→ Task goal: Output the full listing below exactly as it reads, and skip anything that is a picture.

→ Supplied data:
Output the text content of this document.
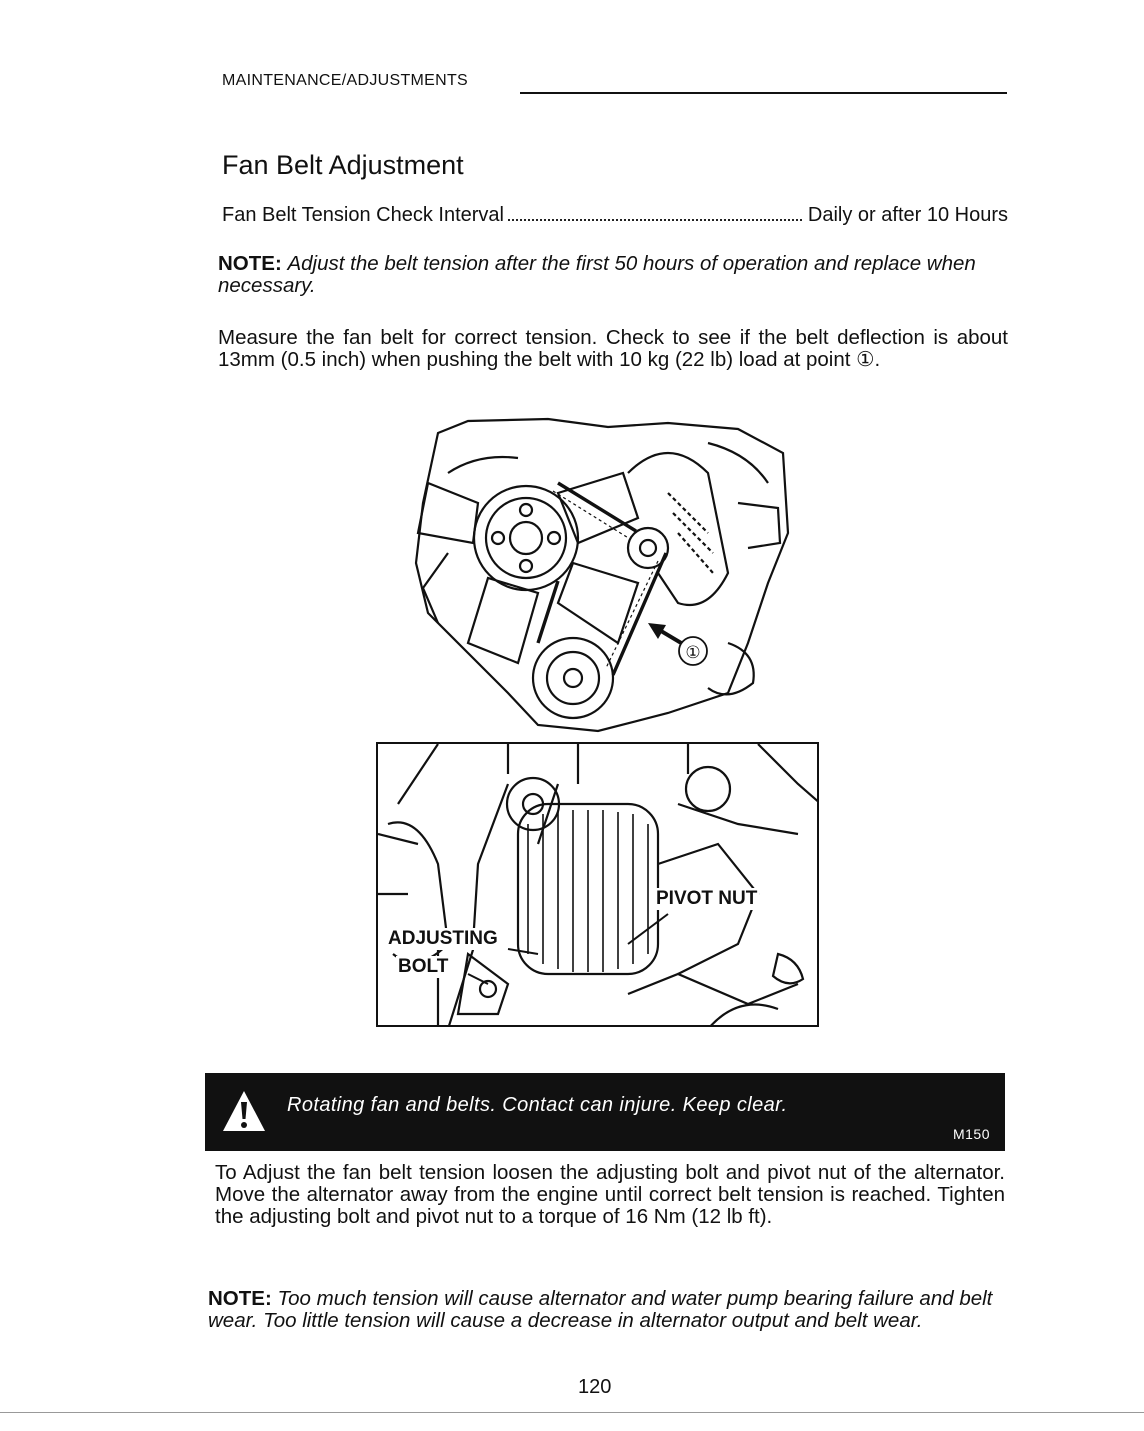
MAINTENANCE/ADJUSTMENTS
Fan Belt Adjustment
Fan Belt Tension Check Interval	Daily or after 10 Hours
NOTE: Adjust the belt tension after the first 50 hours of operation and replace when necessary.
Measure the fan belt for correct tension. Check to see if the belt deflection is about 13mm (0.5 inch) when pushing the belt with 10 kg (22 lb) load at point ①.
①
PIVOT NUT
ADJUSTING
BOLT
Rotating fan and belts. Contact can injure. Keep clear.
M150
To Adjust the fan belt tension loosen the adjusting bolt and pivot nut of the alternator. Move the alternator away from the engine until correct belt tension is reached. Tighten the adjusting bolt and pivot nut to a torque of 16 Nm (12 lb ft).
NOTE: Too much tension will cause alternator and water pump bearing failure and belt wear. Too little tension will cause a decrease in alternator output and belt wear.
120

→ Final result:
Output the text content of this document.
MAINTENANCE/ADJUSTMENTS
Fan Belt Adjustment
Fan Belt Tension Check Interval	Daily or after 10 Hours
NOTE: Adjust the belt tension after the first 50 hours of operation and replace when necessary.
Measure the fan belt for correct tension. Check to see if the belt deflection is about 13mm (0.5 inch) when pushing the belt with 10 kg (22 lb) load at point ①.
①
PIVOT NUT
ADJUSTING
BOLT
Rotating fan and belts. Contact can injure. Keep clear.
M150
To Adjust the fan belt tension loosen the adjusting bolt and pivot nut of the alternator. Move the alternator away from the engine until correct belt tension is reached. Tighten the adjusting bolt and pivot nut to a torque of 16 Nm (12 lb ft).
NOTE: Too much tension will cause alternator and water pump bearing failure and belt wear. Too little tension will cause a decrease in alternator output and belt wear.
120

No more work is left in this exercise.